_Short problem_
Your task is to print all of the data word for word.

_Records to use_
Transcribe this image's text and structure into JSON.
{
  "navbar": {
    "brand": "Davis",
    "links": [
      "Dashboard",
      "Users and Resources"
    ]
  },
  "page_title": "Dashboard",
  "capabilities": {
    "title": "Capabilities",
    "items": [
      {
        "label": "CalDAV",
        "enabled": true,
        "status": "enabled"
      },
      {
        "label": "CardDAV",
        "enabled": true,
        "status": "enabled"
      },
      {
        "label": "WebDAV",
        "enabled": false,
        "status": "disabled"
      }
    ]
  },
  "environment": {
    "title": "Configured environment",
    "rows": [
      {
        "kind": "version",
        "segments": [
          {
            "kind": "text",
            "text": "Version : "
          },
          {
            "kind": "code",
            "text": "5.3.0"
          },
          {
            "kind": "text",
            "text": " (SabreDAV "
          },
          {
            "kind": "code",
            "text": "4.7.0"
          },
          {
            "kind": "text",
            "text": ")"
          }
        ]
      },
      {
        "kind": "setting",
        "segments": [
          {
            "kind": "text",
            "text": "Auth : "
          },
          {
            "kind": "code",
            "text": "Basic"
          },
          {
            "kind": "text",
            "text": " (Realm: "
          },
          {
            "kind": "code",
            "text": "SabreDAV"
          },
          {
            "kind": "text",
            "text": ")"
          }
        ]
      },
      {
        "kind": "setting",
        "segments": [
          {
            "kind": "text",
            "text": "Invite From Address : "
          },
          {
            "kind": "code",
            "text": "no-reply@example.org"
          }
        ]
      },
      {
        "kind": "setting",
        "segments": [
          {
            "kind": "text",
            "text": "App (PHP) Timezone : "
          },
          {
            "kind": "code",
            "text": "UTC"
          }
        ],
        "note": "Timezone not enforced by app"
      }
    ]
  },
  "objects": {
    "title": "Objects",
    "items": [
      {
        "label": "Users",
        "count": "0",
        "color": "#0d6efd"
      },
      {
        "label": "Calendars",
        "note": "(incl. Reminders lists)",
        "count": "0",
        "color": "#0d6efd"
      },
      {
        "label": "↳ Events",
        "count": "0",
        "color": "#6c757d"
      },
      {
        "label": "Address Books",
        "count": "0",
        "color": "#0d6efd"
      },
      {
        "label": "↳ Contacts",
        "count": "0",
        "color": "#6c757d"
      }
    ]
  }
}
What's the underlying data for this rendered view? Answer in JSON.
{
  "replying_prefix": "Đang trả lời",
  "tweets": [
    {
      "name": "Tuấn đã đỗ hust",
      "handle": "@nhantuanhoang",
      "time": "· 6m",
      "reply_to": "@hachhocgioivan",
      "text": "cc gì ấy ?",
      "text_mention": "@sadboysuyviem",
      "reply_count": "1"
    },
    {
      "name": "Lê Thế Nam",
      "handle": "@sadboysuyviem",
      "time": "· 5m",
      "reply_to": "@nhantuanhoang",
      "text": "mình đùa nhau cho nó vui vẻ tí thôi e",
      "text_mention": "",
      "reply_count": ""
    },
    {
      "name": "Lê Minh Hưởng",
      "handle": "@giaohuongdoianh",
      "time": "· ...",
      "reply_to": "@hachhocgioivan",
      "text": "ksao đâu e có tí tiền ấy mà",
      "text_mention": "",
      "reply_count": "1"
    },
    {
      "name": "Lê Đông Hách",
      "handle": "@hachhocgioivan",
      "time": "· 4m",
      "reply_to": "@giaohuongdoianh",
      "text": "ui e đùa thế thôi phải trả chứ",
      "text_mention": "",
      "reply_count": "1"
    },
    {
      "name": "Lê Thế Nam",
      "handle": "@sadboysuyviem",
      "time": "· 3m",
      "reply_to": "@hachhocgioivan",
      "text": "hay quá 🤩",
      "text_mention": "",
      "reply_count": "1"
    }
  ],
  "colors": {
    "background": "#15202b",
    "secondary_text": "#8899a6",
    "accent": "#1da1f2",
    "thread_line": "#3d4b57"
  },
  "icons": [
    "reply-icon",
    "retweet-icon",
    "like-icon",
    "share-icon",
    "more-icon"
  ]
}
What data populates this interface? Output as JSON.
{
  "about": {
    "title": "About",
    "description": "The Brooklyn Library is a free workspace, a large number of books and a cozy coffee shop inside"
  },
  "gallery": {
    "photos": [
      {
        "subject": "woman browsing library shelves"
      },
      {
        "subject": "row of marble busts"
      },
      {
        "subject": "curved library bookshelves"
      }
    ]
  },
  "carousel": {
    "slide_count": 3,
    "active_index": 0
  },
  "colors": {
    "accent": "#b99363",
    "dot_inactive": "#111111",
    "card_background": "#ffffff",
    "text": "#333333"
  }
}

_Solution for this exercise_
Transcribe this image's text and structure into JSON.
{
  "navbar": {
    "brand": "Davis",
    "links": [
      "Dashboard",
      "Users and Resources"
    ]
  },
  "page_title": "Dashboard",
  "capabilities": {
    "title": "Capabilities",
    "items": [
      {
        "label": "CalDAV",
        "enabled": true,
        "status": "enabled"
      },
      {
        "label": "CardDAV",
        "enabled": true,
        "status": "enabled"
      },
      {
        "label": "WebDAV",
        "enabled": false,
        "status": "disabled"
      }
    ]
  },
  "environment": {
    "title": "Configured environment",
    "rows": [
      {
        "kind": "version",
        "segments": [
          {
            "kind": "text",
            "text": "Version : "
          },
          {
            "kind": "code",
            "text": "5.3.0"
          },
          {
            "kind": "text",
            "text": " (SabreDAV "
          },
          {
            "kind": "code",
            "text": "4.7.0"
          },
          {
            "kind": "text",
            "text": ")"
          }
        ]
      },
      {
        "kind": "setting",
        "segments": [
          {
            "kind": "text",
            "text": "Auth : "
          },
          {
            "kind": "code",
            "text": "Basic"
          },
          {
            "kind": "text",
            "text": " (Realm: "
          },
          {
            "kind": "code",
            "text": "SabreDAV"
          },
          {
            "kind": "text",
            "text": ")"
          }
        ]
      },
      {
        "kind": "setting",
        "segments": [
          {
            "kind": "text",
            "text": "Invite From Address : "
          },
          {
            "kind": "code",
            "text": "no-reply@example.org"
          }
        ]
      },
      {
        "kind": "setting",
        "segments": [
          {
            "kind": "text",
            "text": "App (PHP) Timezone : "
          },
          {
            "kind": "code",
            "text": "UTC"
          }
        ],
        "note": "Timezone not enforced by app"
      }
    ]
  },
  "objects": {
    "title": "Objects",
    "items": [
      {
        "label": "Users",
        "count": "0",
        "color": "#0d6efd"
      },
      {
        "label": "Calendars",
        "note": "(incl. Reminders lists)",
        "count": "0",
        "color": "#0d6efd"
      },
      {
        "label": "↳ Events",
        "count": "0",
        "color": "#6c757d"
      },
      {
        "label": "Address Books",
        "count": "0",
        "color": "#0d6efd"
      },
      {
        "label": "↳ Contacts",
        "count": "0",
        "color": "#6c757d"
      }
    ]
  }
}
What's the underlying data for this rendered view? Answer in JSON.
{
  "replying_prefix": "Đang trả lời",
  "tweets": [
    {
      "name": "Tuấn đã đỗ hust",
      "handle": "@nhantuanhoang",
      "time": "· 6m",
      "reply_to": "@hachhocgioivan",
      "text": "cc gì ấy ?",
      "text_mention": "@sadboysuyviem",
      "reply_count": "1"
    },
    {
      "name": "Lê Thế Nam",
      "handle": "@sadboysuyviem",
      "time": "· 5m",
      "reply_to": "@nhantuanhoang",
      "text": "mình đùa nhau cho nó vui vẻ tí thôi e",
      "text_mention": "",
      "reply_count": ""
    },
    {
      "name": "Lê Minh Hưởng",
      "handle": "@giaohuongdoianh",
      "time": "· ...",
      "reply_to": "@hachhocgioivan",
      "text": "ksao đâu e có tí tiền ấy mà",
      "text_mention": "",
      "reply_count": "1"
    },
    {
      "name": "Lê Đông Hách",
      "handle": "@hachhocgioivan",
      "time": "· 4m",
      "reply_to": "@giaohuongdoianh",
      "text": "ui e đùa thế thôi phải trả chứ",
      "text_mention": "",
      "reply_count": "1"
    },
    {
      "name": "Lê Thế Nam",
      "handle": "@sadboysuyviem",
      "time": "· 3m",
      "reply_to": "@hachhocgioivan",
      "text": "hay quá 🤩",
      "text_mention": "",
      "reply_count": "1"
    }
  ],
  "colors": {
    "background": "#15202b",
    "secondary_text": "#8899a6",
    "accent": "#1da1f2",
    "thread_line": "#3d4b57"
  },
  "icons": [
    "reply-icon",
    "retweet-icon",
    "like-icon",
    "share-icon",
    "more-icon"
  ]
}
What data populates this interface? Output as JSON.
{
  "about": {
    "title": "About",
    "description": "The Brooklyn Library is a free workspace, a large number of books and a cozy coffee shop inside"
  },
  "gallery": {
    "photos": [
      {
        "subject": "woman browsing library shelves"
      },
      {
        "subject": "row of marble busts"
      },
      {
        "subject": "curved library bookshelves"
      }
    ]
  },
  "carousel": {
    "slide_count": 3,
    "active_index": 0
  },
  "colors": {
    "accent": "#b99363",
    "dot_inactive": "#111111",
    "card_background": "#ffffff",
    "text": "#333333"
  }
}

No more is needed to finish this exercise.